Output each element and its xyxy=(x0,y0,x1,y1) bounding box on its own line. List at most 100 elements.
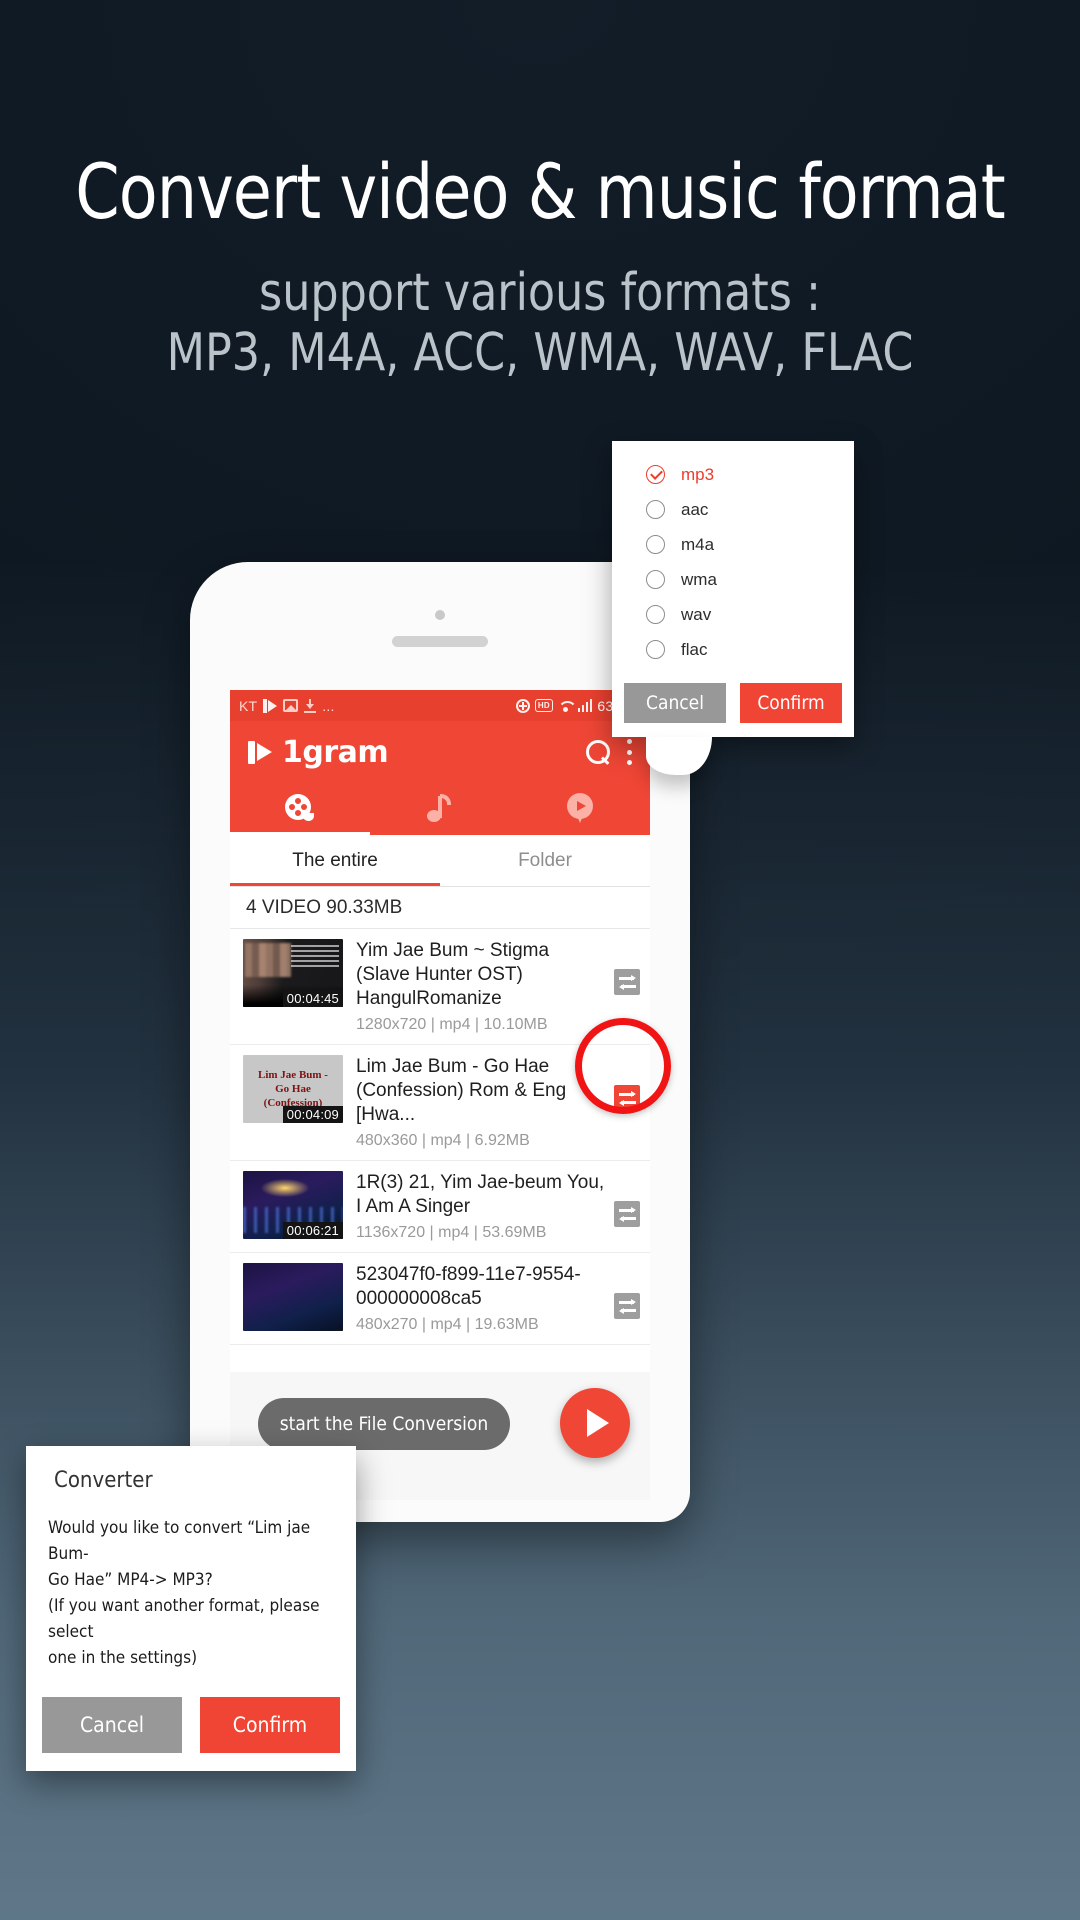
format-option-flac[interactable]: flac xyxy=(646,632,854,667)
tab-the-entire[interactable]: The entire xyxy=(230,835,440,886)
phone-speaker xyxy=(392,636,488,647)
video-info: 523047f0-f899-11e7-9554-000000008ca5 480… xyxy=(343,1263,614,1334)
tab-folder[interactable]: Folder xyxy=(440,835,650,886)
play-pin-icon xyxy=(565,793,595,825)
radio-checked-icon xyxy=(646,465,665,484)
format-option-label: m4a xyxy=(681,534,715,554)
radio-unchecked-icon xyxy=(646,605,665,624)
start-conversion-button[interactable]: start the File Conversion xyxy=(258,1398,510,1450)
converter-body-line3: (If you want another format, please sele… xyxy=(48,1596,320,1642)
image-icon xyxy=(283,699,299,712)
app-title: 1gram xyxy=(282,734,389,770)
music-note-icon xyxy=(427,794,453,824)
phone-camera-icon xyxy=(435,610,445,620)
convert-button[interactable] xyxy=(614,969,640,995)
format-selection-dialog: mp3 aac m4a wma wav flac Cancel Confirm xyxy=(612,441,854,775)
search-icon[interactable] xyxy=(586,740,610,764)
video-duration: 00:04:45 xyxy=(282,990,343,1007)
radio-unchecked-icon xyxy=(646,640,665,659)
video-info: Yim Jae Bum ~ Stigma (Slave Hunter OST) … xyxy=(343,939,614,1034)
tab-music[interactable] xyxy=(370,783,510,835)
active-text-tab-indicator xyxy=(230,883,440,886)
format-cancel-button[interactable]: Cancel xyxy=(624,683,726,723)
highlight-annotation-circle xyxy=(575,1018,671,1114)
video-duration: 00:06:21 xyxy=(282,1222,343,1239)
converter-confirm-button[interactable]: Confirm xyxy=(200,1697,340,1753)
video-duration: 00:04:09 xyxy=(282,1106,343,1123)
convert-swap-icon xyxy=(618,974,636,990)
tab-player[interactable] xyxy=(510,783,650,835)
video-list: 00:04:45 Yim Jae Bum ~ Stigma (Slave Hun… xyxy=(230,929,650,1345)
table-row[interactable]: 00:06:21 1R(3) 21, Yim Jae-beum You, I A… xyxy=(230,1161,650,1253)
video-title: Yim Jae Bum ~ Stigma (Slave Hunter OST) … xyxy=(356,940,550,1009)
video-title: 1R(3) 21, Yim Jae-beum You, I Am A Singe… xyxy=(356,1172,605,1217)
format-option-label: flac xyxy=(681,639,708,659)
overflow-menu-icon[interactable] xyxy=(626,739,632,765)
video-meta: 1136x720 | mp4 | 53.69MB xyxy=(356,1224,547,1241)
convert-button[interactable] xyxy=(614,1293,640,1319)
converter-dialog: Converter Would you like to convert “Lim… xyxy=(26,1446,356,1771)
video-info: Lim Jae Bum - Go Hae (Confession) Rom & … xyxy=(343,1055,614,1150)
convert-button[interactable] xyxy=(614,1201,640,1227)
radio-unchecked-icon xyxy=(646,535,665,554)
radio-unchecked-icon xyxy=(646,500,665,519)
video-thumbnail: 00:06:21 xyxy=(243,1171,343,1239)
format-option-list: mp3 aac m4a wma wav flac xyxy=(612,441,854,675)
video-thumbnail xyxy=(243,1263,343,1331)
film-reel-icon xyxy=(285,794,315,824)
table-row[interactable]: 00:04:45 Yim Jae Bum ~ Stigma (Slave Hun… xyxy=(230,929,650,1045)
app-bar: 1gram xyxy=(230,721,650,783)
converter-body-line4: one in the settings) xyxy=(48,1648,198,1668)
convert-swap-icon xyxy=(618,1206,636,1222)
format-option-label: mp3 xyxy=(681,464,715,484)
converter-dialog-buttons: Cancel Confirm xyxy=(26,1691,356,1771)
video-meta: 1280x720 | mp4 | 10.10MB xyxy=(356,1016,548,1033)
video-meta: 480x270 | mp4 | 19.63MB xyxy=(356,1316,539,1333)
more-icon: ... xyxy=(322,697,335,714)
carrier-label: KT xyxy=(239,697,258,714)
status-bar: KT ... HD 63% xyxy=(230,690,650,721)
page-title: Convert video & music format xyxy=(75,147,1005,236)
text-tab-bar: The entire Folder xyxy=(230,835,650,887)
radio-unchecked-icon xyxy=(646,570,665,589)
hd-icon: HD xyxy=(534,699,553,712)
format-option-wma[interactable]: wma xyxy=(646,562,854,597)
video-meta: 480x360 | mp4 | 6.92MB xyxy=(356,1132,530,1149)
promo-subtitle-line2: MP3, M4A, ACC, WMA, WAV, FLAC xyxy=(166,323,914,383)
format-option-label: wav xyxy=(681,604,712,624)
video-info: 1R(3) 21, Yim Jae-beum You, I Am A Singe… xyxy=(343,1171,614,1242)
app-logo-icon xyxy=(263,698,278,713)
converter-cancel-button[interactable]: Cancel xyxy=(42,1697,182,1753)
format-confirm-button[interactable]: Confirm xyxy=(740,683,842,723)
tab-video[interactable] xyxy=(230,783,370,835)
thumbnail-text: Lim Jae Bum - Go Hae (Confession) xyxy=(258,1069,328,1109)
play-fab-button[interactable] xyxy=(560,1388,630,1458)
format-option-wav[interactable]: wav xyxy=(646,597,854,632)
video-title: Lim Jae Bum - Go Hae (Confession) Rom & … xyxy=(356,1056,567,1125)
play-icon xyxy=(587,1409,609,1437)
video-thumbnail: Lim Jae Bum - Go Hae (Confession) 00:04:09 xyxy=(243,1055,343,1123)
video-thumbnail: 00:04:45 xyxy=(243,939,343,1007)
icon-tab-bar xyxy=(230,783,650,835)
video-duration xyxy=(335,1329,343,1331)
converter-dialog-title: Converter xyxy=(54,1468,153,1493)
app-logo-icon xyxy=(248,739,272,765)
promo-subtitle-line1: support various formats : xyxy=(259,263,821,323)
converter-body-line1: Would you like to convert “Lim jae Bum- xyxy=(48,1518,311,1564)
format-option-mp3[interactable]: mp3 xyxy=(646,457,854,492)
table-row[interactable]: 523047f0-f899-11e7-9554-000000008ca5 480… xyxy=(230,1253,650,1345)
signal-icon xyxy=(577,699,593,712)
format-option-aac[interactable]: aac xyxy=(646,492,854,527)
format-option-m4a[interactable]: m4a xyxy=(646,527,854,562)
download-icon xyxy=(304,698,317,713)
converter-body-line2: Go Hae” MP4-> MP3? xyxy=(48,1570,213,1590)
list-summary: 4 VIDEO 90.33MB xyxy=(230,887,650,929)
format-option-label: aac xyxy=(681,499,709,519)
format-dialog-buttons: Cancel Confirm xyxy=(612,675,854,737)
wifi-icon xyxy=(557,700,577,712)
converter-dialog-body: Would you like to convert “Lim jae Bum- … xyxy=(26,1509,356,1691)
convert-swap-icon xyxy=(618,1298,636,1314)
add-circle-icon xyxy=(515,698,530,713)
format-option-label: wma xyxy=(681,569,717,589)
video-title: 523047f0-f899-11e7-9554-000000008ca5 xyxy=(356,1264,581,1309)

**What this task involves:** Please turn the stretch of material from the line containing "format-option-flac[interactable]: flac xyxy=(646,632,854,667)" through the line containing "convert-button[interactable] xyxy=(614,969,640,995)" into a numbered list, leaving out any blank lines.

**Finished exercise:**
1. format-option-flac[interactable]: flac xyxy=(646,632,854,667)
2. tab-the-entire[interactable]: The entire xyxy=(230,835,440,886)
3. phone-speaker xyxy=(392,636,488,647)
4. video-info: 523047f0-f899-11e7-9554-000000008ca5 480… xyxy=(343,1263,614,1334)
5. tab-folder[interactable]: Folder xyxy=(440,835,650,886)
6. play-pin-icon xyxy=(565,793,595,825)
7. radio-checked-icon xyxy=(646,465,665,484)
8. format-option-label: m4a xyxy=(681,534,715,554)
9. radio-unchecked-icon xyxy=(646,605,665,624)
10. start-conversion-button[interactable]: start the File Conversion xyxy=(258,1398,510,1450)
11. converter-body-line3: (If you want another format, please sele… xyxy=(48,1596,320,1642)
12. image-icon xyxy=(283,699,299,712)
13. app-title: 1gram xyxy=(282,734,389,770)
14. music-note-icon xyxy=(427,794,453,824)
15. phone-camera-icon xyxy=(435,610,445,620)
16. convert-button[interactable] xyxy=(614,969,640,995)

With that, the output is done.